→ **Exercise aim**: Output all of the entries exactly as written.
** begin Records to process **
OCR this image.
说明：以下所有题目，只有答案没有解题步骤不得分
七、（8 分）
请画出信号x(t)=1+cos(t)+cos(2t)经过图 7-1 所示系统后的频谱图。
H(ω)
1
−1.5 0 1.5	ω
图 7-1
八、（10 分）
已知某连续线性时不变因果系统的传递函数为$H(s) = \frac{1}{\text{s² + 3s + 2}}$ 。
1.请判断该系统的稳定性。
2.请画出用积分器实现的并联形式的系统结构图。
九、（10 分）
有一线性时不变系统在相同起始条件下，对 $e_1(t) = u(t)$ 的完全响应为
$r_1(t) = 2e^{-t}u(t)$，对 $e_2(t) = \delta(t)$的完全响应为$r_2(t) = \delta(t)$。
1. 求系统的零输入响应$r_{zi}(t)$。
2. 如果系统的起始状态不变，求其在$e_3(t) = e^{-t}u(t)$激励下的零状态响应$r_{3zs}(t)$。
** end Records to process **
→ **Task solution**:
OCR this image.
说明：以下所有题目，只有答案没有解题步骤不得分
七、（8 分）
请画出信号x(t)=1+cos(t)+cos(2t)经过图 7-1 所示系统后的频谱图。
H(ω)
1
−1.5 0 1.5	ω
图 7-1
八、（10 分）
已知某连续线性时不变因果系统的传递函数为$H(s) = \frac{1}{\text{s² + 3s + 2}}$ 。
1.请判断该系统的稳定性。
2.请画出用积分器实现的并联形式的系统结构图。
九、（10 分）
有一线性时不变系统在相同起始条件下，对 $e_1(t) = u(t)$ 的完全响应为
$r_1(t) = 2e^{-t}u(t)$，对 $e_2(t) = \delta(t)$的完全响应为$r_2(t) = \delta(t)$。
1. 求系统的零输入响应$r_{zi}(t)$。
2. 如果系统的起始状态不变，求其在$e_3(t) = e^{-t}u(t)$激励下的零状态响应$r_{3zs}(t)$。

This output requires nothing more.